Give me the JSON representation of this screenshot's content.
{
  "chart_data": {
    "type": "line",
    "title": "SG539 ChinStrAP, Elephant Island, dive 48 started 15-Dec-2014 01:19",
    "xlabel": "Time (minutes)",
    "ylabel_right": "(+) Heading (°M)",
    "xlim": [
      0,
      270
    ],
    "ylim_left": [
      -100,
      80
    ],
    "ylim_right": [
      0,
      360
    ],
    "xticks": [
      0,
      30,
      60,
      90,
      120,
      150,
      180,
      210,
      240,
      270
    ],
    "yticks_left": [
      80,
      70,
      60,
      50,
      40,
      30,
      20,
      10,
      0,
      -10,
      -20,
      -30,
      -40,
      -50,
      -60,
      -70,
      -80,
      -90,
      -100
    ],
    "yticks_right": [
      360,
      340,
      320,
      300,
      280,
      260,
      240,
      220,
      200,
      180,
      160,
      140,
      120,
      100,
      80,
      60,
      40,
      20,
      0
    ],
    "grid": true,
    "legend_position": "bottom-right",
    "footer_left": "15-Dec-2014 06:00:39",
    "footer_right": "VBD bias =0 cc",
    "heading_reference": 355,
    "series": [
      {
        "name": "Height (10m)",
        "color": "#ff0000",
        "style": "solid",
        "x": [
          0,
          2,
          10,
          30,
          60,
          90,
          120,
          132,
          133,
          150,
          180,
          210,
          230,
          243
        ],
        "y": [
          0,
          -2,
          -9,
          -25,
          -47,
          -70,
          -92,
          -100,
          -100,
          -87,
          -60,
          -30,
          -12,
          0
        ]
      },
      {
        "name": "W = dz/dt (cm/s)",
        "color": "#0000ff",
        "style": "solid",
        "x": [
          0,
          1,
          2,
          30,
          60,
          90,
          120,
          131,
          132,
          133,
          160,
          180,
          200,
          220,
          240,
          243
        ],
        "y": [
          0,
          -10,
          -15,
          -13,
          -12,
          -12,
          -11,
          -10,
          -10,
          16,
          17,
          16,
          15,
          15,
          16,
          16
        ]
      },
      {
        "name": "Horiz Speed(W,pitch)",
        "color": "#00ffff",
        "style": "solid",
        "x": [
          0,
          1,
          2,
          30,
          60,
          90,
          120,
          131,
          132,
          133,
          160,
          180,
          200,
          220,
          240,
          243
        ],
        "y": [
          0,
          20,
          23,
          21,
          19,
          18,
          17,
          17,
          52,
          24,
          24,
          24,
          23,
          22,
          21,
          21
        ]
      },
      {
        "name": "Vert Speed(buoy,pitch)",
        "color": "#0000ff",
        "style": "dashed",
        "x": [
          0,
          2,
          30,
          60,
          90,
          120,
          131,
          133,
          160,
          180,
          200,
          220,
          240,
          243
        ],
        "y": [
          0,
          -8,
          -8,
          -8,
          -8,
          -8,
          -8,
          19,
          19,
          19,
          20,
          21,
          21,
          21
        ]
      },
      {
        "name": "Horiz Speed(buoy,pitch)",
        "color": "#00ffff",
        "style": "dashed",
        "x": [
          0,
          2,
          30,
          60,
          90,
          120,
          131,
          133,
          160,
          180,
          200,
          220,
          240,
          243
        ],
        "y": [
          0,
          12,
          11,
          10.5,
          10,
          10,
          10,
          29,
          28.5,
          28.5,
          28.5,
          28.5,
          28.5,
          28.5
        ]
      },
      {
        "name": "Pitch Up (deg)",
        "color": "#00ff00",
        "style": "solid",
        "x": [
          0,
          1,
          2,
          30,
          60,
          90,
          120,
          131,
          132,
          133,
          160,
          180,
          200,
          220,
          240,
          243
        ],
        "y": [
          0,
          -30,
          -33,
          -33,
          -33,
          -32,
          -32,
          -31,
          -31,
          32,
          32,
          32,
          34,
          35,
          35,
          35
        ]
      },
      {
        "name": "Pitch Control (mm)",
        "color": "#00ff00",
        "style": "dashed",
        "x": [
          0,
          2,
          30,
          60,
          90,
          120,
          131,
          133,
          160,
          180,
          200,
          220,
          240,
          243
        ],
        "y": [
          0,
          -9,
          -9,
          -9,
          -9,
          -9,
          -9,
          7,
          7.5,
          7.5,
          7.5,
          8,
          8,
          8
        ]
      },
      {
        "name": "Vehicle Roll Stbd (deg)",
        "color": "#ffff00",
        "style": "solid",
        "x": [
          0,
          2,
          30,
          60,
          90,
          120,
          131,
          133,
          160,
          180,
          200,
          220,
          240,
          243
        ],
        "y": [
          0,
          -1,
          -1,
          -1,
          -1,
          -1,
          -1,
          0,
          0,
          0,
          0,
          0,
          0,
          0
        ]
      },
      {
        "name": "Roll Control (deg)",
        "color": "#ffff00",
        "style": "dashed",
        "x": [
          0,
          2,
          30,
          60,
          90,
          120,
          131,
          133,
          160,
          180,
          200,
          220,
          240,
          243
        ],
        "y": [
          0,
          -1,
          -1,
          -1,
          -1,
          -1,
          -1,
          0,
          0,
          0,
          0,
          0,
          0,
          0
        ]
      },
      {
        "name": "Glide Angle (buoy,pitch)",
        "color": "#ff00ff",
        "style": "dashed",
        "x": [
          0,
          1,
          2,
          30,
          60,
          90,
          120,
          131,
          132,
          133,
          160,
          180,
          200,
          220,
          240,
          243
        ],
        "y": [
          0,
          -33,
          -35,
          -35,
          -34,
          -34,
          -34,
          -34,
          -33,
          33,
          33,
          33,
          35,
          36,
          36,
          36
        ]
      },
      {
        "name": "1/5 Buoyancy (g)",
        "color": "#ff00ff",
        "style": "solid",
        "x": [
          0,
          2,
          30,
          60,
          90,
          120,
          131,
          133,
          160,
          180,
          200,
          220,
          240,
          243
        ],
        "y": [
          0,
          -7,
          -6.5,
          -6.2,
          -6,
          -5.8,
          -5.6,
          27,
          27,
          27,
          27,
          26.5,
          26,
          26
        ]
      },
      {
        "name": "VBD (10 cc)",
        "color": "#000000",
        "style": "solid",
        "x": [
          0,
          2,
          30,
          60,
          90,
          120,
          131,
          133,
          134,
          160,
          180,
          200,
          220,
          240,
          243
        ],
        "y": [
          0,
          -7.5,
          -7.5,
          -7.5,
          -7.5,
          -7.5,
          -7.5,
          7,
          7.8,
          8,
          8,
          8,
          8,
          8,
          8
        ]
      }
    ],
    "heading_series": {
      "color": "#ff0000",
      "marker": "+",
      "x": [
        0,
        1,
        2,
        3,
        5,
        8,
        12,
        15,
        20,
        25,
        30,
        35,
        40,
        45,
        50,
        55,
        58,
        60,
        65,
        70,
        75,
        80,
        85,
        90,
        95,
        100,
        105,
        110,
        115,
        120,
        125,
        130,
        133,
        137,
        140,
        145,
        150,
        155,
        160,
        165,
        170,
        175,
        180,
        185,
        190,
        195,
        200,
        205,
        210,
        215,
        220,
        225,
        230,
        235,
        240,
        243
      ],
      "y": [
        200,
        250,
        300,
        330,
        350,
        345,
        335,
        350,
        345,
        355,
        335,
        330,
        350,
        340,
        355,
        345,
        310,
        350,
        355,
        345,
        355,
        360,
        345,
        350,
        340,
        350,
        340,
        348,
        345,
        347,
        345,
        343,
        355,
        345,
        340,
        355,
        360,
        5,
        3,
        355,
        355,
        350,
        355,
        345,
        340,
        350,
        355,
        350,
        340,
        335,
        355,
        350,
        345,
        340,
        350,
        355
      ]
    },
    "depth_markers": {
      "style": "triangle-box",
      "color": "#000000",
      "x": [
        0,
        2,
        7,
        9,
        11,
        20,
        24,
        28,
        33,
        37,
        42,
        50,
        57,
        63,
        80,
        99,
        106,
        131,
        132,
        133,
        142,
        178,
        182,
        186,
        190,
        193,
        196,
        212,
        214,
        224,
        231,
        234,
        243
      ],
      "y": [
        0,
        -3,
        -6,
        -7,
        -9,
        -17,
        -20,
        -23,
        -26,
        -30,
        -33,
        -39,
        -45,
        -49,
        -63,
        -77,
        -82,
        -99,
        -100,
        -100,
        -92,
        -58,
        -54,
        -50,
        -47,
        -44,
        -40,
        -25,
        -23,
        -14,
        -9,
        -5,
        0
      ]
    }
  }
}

_ _ _

Every line in the data that holds "Speed" should be copied out.

        "name": "Horiz Speed(W,pitch)",
        "name": "Vert Speed(buoy,pitch)",
        "name": "Horiz Speed(buoy,pitch)",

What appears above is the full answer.